Pictures aside, quote the whole listing exactly.

☆ ☆ ☆ ☆ ☆ ☆ ☆

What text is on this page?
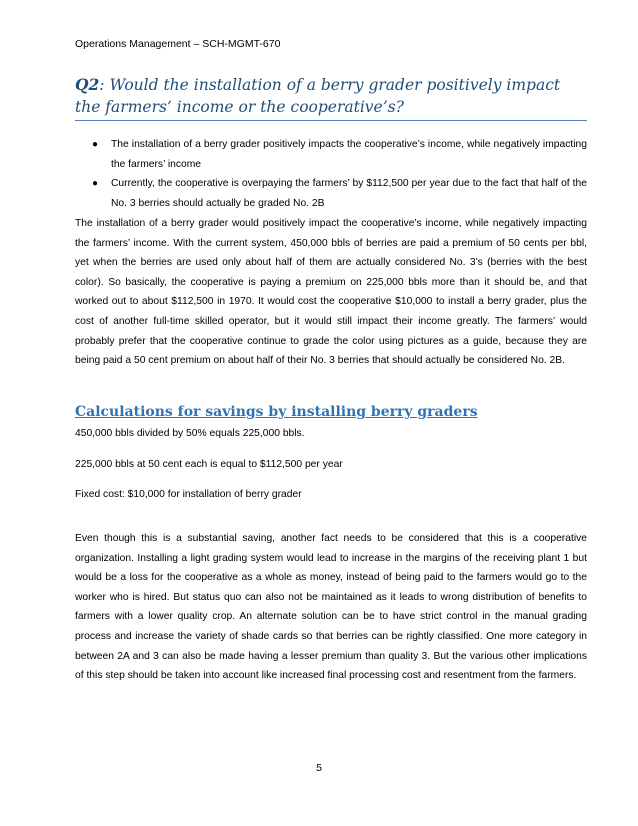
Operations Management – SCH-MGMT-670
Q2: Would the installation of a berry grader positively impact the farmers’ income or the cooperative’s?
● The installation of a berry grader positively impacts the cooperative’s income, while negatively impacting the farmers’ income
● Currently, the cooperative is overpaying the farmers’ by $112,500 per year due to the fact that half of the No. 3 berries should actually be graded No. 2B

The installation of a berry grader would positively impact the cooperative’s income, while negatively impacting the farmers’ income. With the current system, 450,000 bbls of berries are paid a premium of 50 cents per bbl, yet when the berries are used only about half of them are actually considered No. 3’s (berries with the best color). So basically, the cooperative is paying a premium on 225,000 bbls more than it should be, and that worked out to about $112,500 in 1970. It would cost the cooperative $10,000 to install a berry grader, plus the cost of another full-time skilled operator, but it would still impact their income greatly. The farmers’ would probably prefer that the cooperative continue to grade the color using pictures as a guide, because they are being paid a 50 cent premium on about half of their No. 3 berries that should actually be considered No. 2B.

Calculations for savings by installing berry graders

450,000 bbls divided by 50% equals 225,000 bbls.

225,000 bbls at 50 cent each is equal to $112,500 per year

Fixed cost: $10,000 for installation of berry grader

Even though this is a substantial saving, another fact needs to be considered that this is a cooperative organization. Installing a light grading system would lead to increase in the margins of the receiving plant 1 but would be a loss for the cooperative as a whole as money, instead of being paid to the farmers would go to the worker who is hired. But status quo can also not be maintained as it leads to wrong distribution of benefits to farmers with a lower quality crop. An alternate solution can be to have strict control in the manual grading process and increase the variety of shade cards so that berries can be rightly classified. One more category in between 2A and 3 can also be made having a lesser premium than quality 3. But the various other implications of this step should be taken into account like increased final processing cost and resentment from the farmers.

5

☆ ☆ ☆ ☆ ☆ ☆ ☆

● **Result of the exercise**
What text is on this page?
Operations Management – SCH-MGMT-670
Q2: Would the installation of a berry grader positively impact the farmers’ income or the cooperative’s?
● The installation of a berry grader positively impacts the cooperative’s income, while negatively impacting the farmers’ income
● Currently, the cooperative is overpaying the farmers’ by $112,500 per year due to the fact that half of the No. 3 berries should actually be graded No. 2B

The installation of a berry grader would positively impact the cooperative’s income, while negatively impacting the farmers’ income. With the current system, 450,000 bbls of berries are paid a premium of 50 cents per bbl, yet when the berries are used only about half of them are actually considered No. 3’s (berries with the best color). So basically, the cooperative is paying a premium on 225,000 bbls more than it should be, and that worked out to about $112,500 in 1970. It would cost the cooperative $10,000 to install a berry grader, plus the cost of another full-time skilled operator, but it would still impact their income greatly. The farmers’ would probably prefer that the cooperative continue to grade the color using pictures as a guide, because they are being paid a 50 cent premium on about half of their No. 3 berries that should actually be considered No. 2B.

Calculations for savings by installing berry graders

450,000 bbls divided by 50% equals 225,000 bbls.

225,000 bbls at 50 cent each is equal to $112,500 per year

Fixed cost: $10,000 for installation of berry grader

Even though this is a substantial saving, another fact needs to be considered that this is a cooperative organization. Installing a light grading system would lead to increase in the margins of the receiving plant 1 but would be a loss for the cooperative as a whole as money, instead of being paid to the farmers would go to the worker who is hired. But status quo can also not be maintained as it leads to wrong distribution of benefits to farmers with a lower quality crop. An alternate solution can be to have strict control in the manual grading process and increase the variety of shade cards so that berries can be rightly classified. One more category in between 2A and 3 can also be made having a lesser premium than quality 3. But the various other implications of this step should be taken into account like increased final processing cost and resentment from the farmers.

5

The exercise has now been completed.